THE PROBLEM: List each line of the data that holds the word "铅笔填涂".
────────────────
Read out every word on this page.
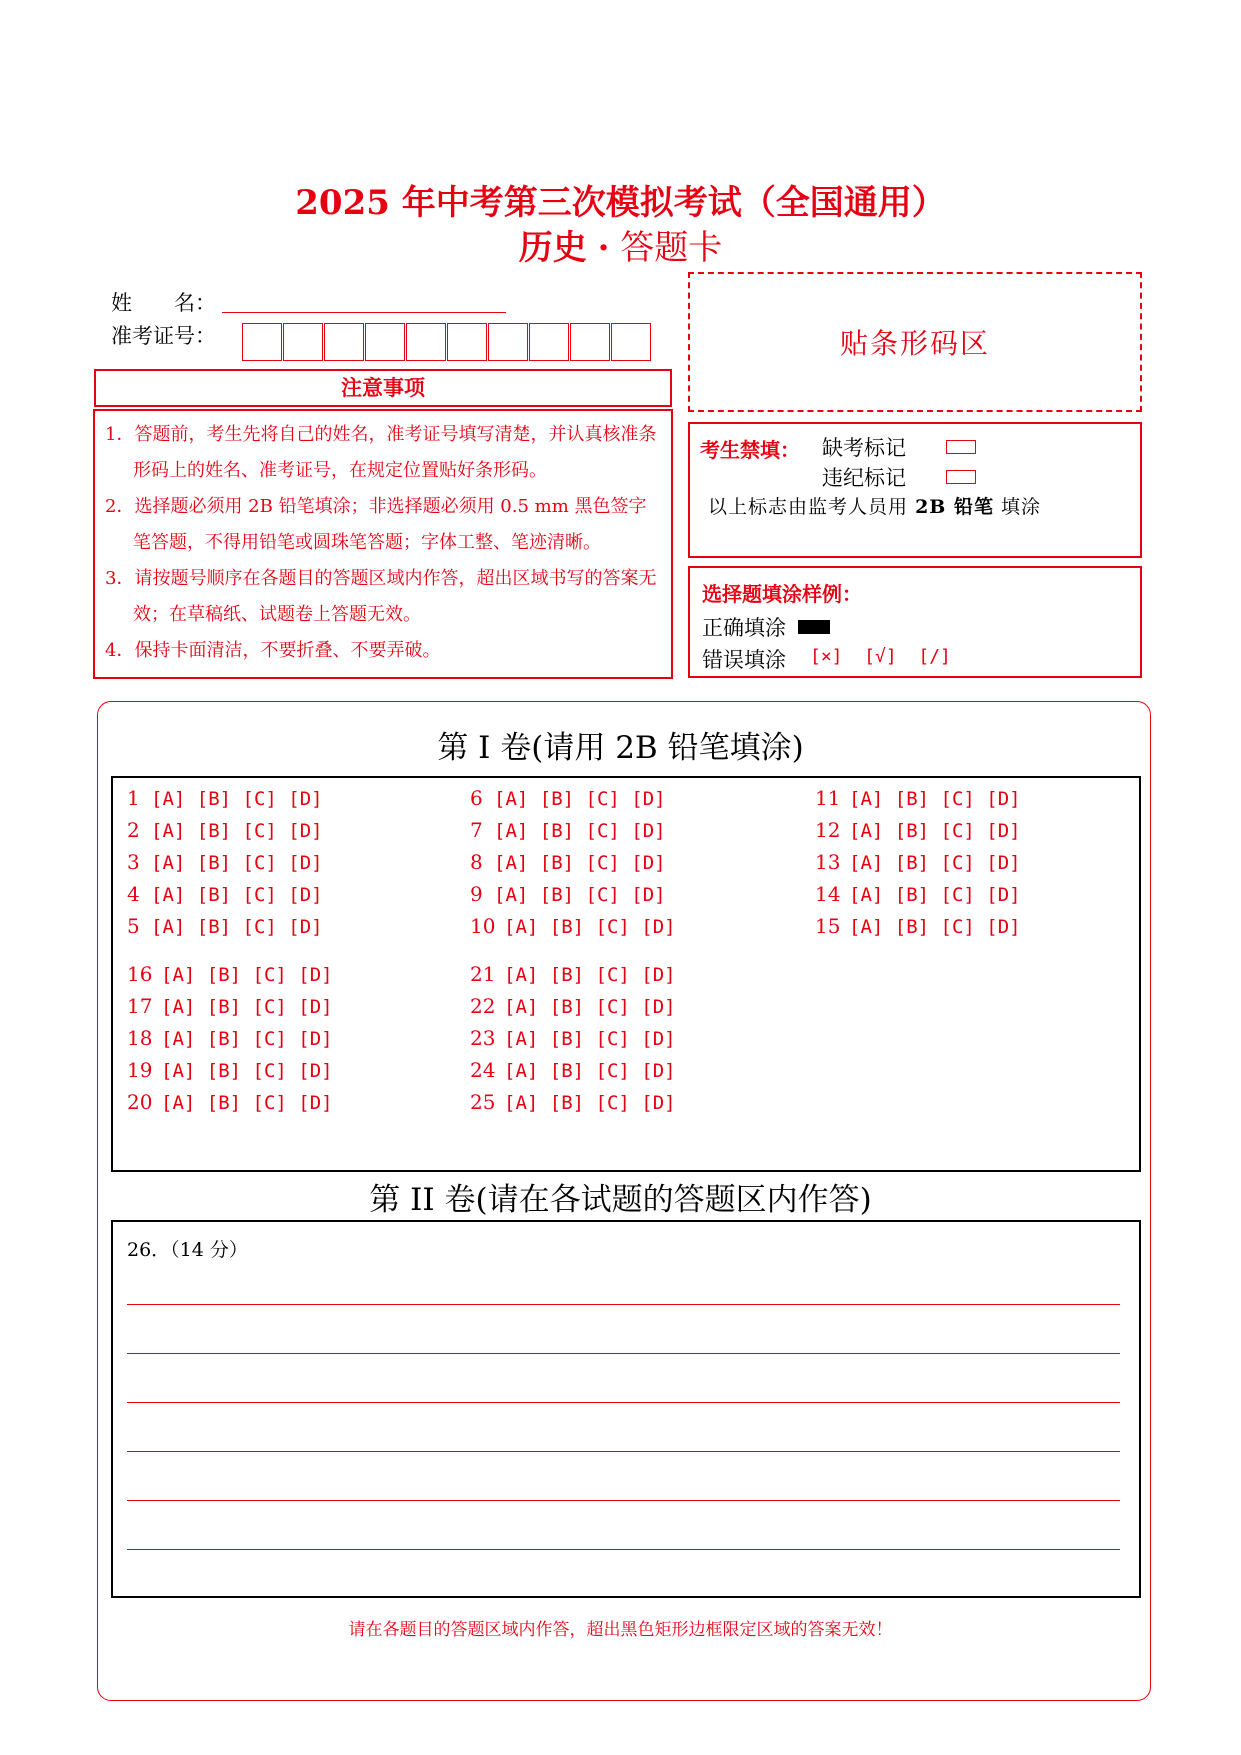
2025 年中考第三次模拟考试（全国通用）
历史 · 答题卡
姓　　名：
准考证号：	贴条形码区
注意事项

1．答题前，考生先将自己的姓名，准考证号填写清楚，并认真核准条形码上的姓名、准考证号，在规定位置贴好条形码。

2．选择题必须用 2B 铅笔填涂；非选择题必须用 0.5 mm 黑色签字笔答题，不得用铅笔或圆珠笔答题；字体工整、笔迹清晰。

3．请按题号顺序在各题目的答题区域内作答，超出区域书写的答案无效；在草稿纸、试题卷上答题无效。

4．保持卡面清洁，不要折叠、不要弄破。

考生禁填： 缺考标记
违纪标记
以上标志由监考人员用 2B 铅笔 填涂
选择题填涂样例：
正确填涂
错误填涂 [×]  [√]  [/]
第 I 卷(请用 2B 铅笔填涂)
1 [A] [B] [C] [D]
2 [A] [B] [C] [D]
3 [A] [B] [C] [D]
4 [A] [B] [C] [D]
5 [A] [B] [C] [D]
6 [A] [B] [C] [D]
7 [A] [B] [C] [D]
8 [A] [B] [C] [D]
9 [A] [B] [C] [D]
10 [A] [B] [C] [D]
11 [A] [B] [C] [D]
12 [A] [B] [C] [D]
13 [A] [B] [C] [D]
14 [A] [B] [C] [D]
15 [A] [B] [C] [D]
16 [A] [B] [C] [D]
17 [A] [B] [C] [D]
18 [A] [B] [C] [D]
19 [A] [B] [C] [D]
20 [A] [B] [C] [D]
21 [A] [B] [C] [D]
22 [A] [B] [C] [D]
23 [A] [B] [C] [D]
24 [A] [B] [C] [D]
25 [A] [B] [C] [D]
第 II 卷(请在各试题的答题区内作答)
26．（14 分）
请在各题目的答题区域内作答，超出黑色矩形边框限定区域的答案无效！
────────────────
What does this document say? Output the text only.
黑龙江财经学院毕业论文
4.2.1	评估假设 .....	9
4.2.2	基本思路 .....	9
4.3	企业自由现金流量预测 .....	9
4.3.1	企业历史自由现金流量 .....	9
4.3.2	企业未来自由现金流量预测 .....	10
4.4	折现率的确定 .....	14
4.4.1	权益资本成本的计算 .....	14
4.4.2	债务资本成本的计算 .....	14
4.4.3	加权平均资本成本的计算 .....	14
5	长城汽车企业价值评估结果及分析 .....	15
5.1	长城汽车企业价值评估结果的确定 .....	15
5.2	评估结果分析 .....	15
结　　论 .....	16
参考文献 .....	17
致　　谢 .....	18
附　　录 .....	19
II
────────────────
FINAL RESULT:
2．选择题必须用 2B 铅笔填涂；非选择题必须用 0.5 mm 黑色签字笔答题，不得用铅笔或圆珠笔答题；字体工整、笔迹清晰。
第 I 卷(请用 2B 铅笔填涂)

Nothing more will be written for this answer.